Count how many lines of the material below have the word "color" and give only the number.
++++++++
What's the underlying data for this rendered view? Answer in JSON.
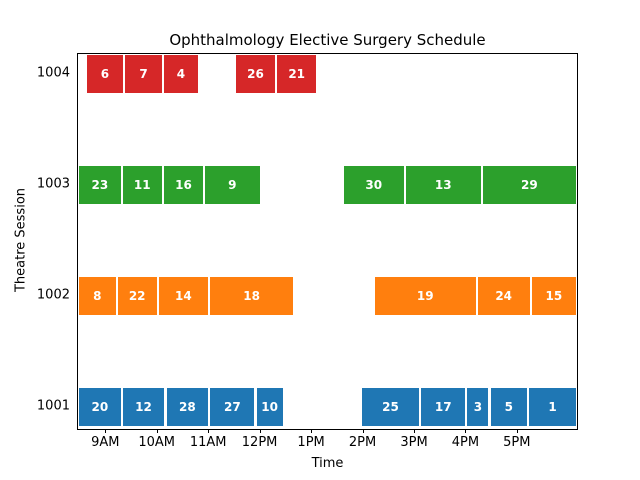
{
  "chart_data": {
    "type": "bar",
    "subtype": "broken_barh_gantt",
    "title": "Ophthalmology Elective Surgery Schedule",
    "xlabel": "Time",
    "ylabel": "Theatre Session",
    "x_domain_hours": [
      8.45,
      18.15
    ],
    "grid": false,
    "legend": "none",
    "x_ticks": [
      {
        "hour": 9,
        "label": "9AM"
      },
      {
        "hour": 10,
        "label": "10AM"
      },
      {
        "hour": 11,
        "label": "11AM"
      },
      {
        "hour": 12,
        "label": "12PM"
      },
      {
        "hour": 13,
        "label": "1PM"
      },
      {
        "hour": 14,
        "label": "2PM"
      },
      {
        "hour": 15,
        "label": "3PM"
      },
      {
        "hour": 16,
        "label": "4PM"
      },
      {
        "hour": 17,
        "label": "5PM"
      }
    ],
    "sessions": [
      {
        "id": "1004",
        "color": "#d62728",
        "segments": [
          {
            "case": "6",
            "start": 8.6,
            "end": 9.35
          },
          {
            "case": "7",
            "start": 9.35,
            "end": 10.1
          },
          {
            "case": "4",
            "start": 10.1,
            "end": 10.8
          },
          {
            "case": "26",
            "start": 11.5,
            "end": 12.3
          },
          {
            "case": "21",
            "start": 12.3,
            "end": 13.1
          }
        ]
      },
      {
        "id": "1003",
        "color": "#2ca02c",
        "segments": [
          {
            "case": "23",
            "start": 8.45,
            "end": 9.3
          },
          {
            "case": "11",
            "start": 9.3,
            "end": 10.1
          },
          {
            "case": "16",
            "start": 10.1,
            "end": 10.9
          },
          {
            "case": "9",
            "start": 10.9,
            "end": 12.0
          },
          {
            "case": "30",
            "start": 13.6,
            "end": 14.8
          },
          {
            "case": "13",
            "start": 14.8,
            "end": 16.3
          },
          {
            "case": "29",
            "start": 16.3,
            "end": 18.15
          }
        ]
      },
      {
        "id": "1002",
        "color": "#ff7f0e",
        "segments": [
          {
            "case": "8",
            "start": 8.45,
            "end": 9.2
          },
          {
            "case": "22",
            "start": 9.2,
            "end": 10.0
          },
          {
            "case": "14",
            "start": 10.0,
            "end": 11.0
          },
          {
            "case": "18",
            "start": 11.0,
            "end": 12.65
          },
          {
            "case": "19",
            "start": 14.2,
            "end": 16.2
          },
          {
            "case": "24",
            "start": 16.2,
            "end": 17.25
          },
          {
            "case": "15",
            "start": 17.25,
            "end": 18.15
          }
        ]
      },
      {
        "id": "1001",
        "color": "#1f77b4",
        "segments": [
          {
            "case": "20",
            "start": 8.45,
            "end": 9.3
          },
          {
            "case": "12",
            "start": 9.3,
            "end": 10.15
          },
          {
            "case": "28",
            "start": 10.15,
            "end": 11.0
          },
          {
            "case": "27",
            "start": 11.0,
            "end": 11.9
          },
          {
            "case": "10",
            "start": 11.9,
            "end": 12.45
          },
          {
            "case": "25",
            "start": 13.95,
            "end": 15.1
          },
          {
            "case": "17",
            "start": 15.1,
            "end": 16.0
          },
          {
            "case": "3",
            "start": 16.0,
            "end": 16.45
          },
          {
            "case": "5",
            "start": 16.45,
            "end": 17.2
          },
          {
            "case": "1",
            "start": 17.2,
            "end": 18.15
          }
        ]
      }
    ]
  }
}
++++++++
→ Answer to this problem
4